- Data listing -
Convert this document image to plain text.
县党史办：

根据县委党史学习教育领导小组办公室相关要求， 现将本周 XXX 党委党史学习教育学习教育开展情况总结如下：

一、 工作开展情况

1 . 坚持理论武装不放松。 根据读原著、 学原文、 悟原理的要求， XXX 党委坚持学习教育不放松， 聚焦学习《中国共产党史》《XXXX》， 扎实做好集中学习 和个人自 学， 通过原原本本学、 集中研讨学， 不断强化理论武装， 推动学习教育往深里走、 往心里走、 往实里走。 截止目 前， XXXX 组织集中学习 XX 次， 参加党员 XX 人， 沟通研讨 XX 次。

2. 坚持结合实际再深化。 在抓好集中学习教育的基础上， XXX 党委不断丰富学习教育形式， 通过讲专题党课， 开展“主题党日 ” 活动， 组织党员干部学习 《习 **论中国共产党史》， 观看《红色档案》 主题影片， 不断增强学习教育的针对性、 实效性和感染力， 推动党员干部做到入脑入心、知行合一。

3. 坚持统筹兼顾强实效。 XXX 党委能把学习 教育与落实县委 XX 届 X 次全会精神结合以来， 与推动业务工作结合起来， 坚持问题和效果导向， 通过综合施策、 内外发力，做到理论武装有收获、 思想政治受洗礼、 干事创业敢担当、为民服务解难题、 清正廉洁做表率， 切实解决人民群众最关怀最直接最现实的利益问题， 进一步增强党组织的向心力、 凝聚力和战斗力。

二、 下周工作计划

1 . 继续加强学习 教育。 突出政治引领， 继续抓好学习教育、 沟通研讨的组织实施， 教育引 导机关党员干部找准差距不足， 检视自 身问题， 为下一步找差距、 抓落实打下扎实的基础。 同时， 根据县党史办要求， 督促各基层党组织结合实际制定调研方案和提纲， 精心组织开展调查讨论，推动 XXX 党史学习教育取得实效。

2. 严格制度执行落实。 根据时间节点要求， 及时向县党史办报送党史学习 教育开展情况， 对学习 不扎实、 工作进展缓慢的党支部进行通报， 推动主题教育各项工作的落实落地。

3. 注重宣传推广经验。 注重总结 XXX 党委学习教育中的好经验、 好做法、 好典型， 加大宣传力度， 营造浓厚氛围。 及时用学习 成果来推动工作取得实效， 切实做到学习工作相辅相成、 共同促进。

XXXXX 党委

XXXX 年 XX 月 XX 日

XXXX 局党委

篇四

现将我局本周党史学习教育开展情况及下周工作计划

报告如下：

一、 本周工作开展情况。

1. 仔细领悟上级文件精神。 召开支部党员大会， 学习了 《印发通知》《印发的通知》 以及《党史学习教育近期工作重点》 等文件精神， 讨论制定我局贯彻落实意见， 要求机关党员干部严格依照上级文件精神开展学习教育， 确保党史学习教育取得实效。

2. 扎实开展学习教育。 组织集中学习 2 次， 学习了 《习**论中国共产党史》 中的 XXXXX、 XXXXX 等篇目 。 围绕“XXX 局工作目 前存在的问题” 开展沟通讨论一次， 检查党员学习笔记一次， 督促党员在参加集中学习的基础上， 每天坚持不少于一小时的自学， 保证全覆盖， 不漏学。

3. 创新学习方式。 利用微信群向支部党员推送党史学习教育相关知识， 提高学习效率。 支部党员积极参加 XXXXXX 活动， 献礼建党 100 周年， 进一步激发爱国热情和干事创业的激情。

- Exercise details -
Write out the data exactly as it stands.

- Problem solution -
Convert this document image to plain text.
县党史办：

根据县委党史学习教育领导小组办公室相关要求， 现将本周 XXX 党委党史学习教育学习教育开展情况总结如下：

一、 工作开展情况

1 . 坚持理论武装不放松。 根据读原著、 学原文、 悟原理的要求， XXX 党委坚持学习教育不放松， 聚焦学习《中国共产党史》《XXXX》， 扎实做好集中学习 和个人自 学， 通过原原本本学、 集中研讨学， 不断强化理论武装， 推动学习教育往深里走、 往心里走、 往实里走。 截止目 前， XXXX 组织集中学习 XX 次， 参加党员 XX 人， 沟通研讨 XX 次。

2. 坚持结合实际再深化。 在抓好集中学习教育的基础上， XXX 党委不断丰富学习教育形式， 通过讲专题党课， 开展“主题党日 ” 活动， 组织党员干部学习 《习 **论中国共产党史》， 观看《红色档案》 主题影片， 不断增强学习教育的针对性、 实效性和感染力， 推动党员干部做到入脑入心、知行合一。

3. 坚持统筹兼顾强实效。 XXX 党委能把学习 教育与落实县委 XX 届 X 次全会精神结合以来， 与推动业务工作结合起来， 坚持问题和效果导向， 通过综合施策、 内外发力，做到理论武装有收获、 思想政治受洗礼、 干事创业敢担当、为民服务解难题、 清正廉洁做表率， 切实解决人民群众最关怀最直接最现实的利益问题， 进一步增强党组织的向心力、 凝聚力和战斗力。

二、 下周工作计划

1 . 继续加强学习 教育。 突出政治引领， 继续抓好学习教育、 沟通研讨的组织实施， 教育引 导机关党员干部找准差距不足， 检视自 身问题， 为下一步找差距、 抓落实打下扎实的基础。 同时， 根据县党史办要求， 督促各基层党组织结合实际制定调研方案和提纲， 精心组织开展调查讨论，推动 XXX 党史学习教育取得实效。

2. 严格制度执行落实。 根据时间节点要求， 及时向县党史办报送党史学习 教育开展情况， 对学习 不扎实、 工作进展缓慢的党支部进行通报， 推动主题教育各项工作的落实落地。

3. 注重宣传推广经验。 注重总结 XXX 党委学习教育中的好经验、 好做法、 好典型， 加大宣传力度， 营造浓厚氛围。 及时用学习 成果来推动工作取得实效， 切实做到学习工作相辅相成、 共同促进。

XXXXX 党委

XXXX 年 XX 月 XX 日

XXXX 局党委

篇四

现将我局本周党史学习教育开展情况及下周工作计划

报告如下：

一、 本周工作开展情况。

1. 仔细领悟上级文件精神。 召开支部党员大会， 学习了 《印发通知》《印发的通知》 以及《党史学习教育近期工作重点》 等文件精神， 讨论制定我局贯彻落实意见， 要求机关党员干部严格依照上级文件精神开展学习教育， 确保党史学习教育取得实效。

2. 扎实开展学习教育。 组织集中学习 2 次， 学习了 《习**论中国共产党史》 中的 XXXXX、 XXXXX 等篇目 。 围绕“XXX 局工作目 前存在的问题” 开展沟通讨论一次， 检查党员学习笔记一次， 督促党员在参加集中学习的基础上， 每天坚持不少于一小时的自学， 保证全覆盖， 不漏学。

3. 创新学习方式。 利用微信群向支部党员推送党史学习教育相关知识， 提高学习效率。 支部党员积极参加 XXXXXX 活动， 献礼建党 100 周年， 进一步激发爱国热情和干事创业的激情。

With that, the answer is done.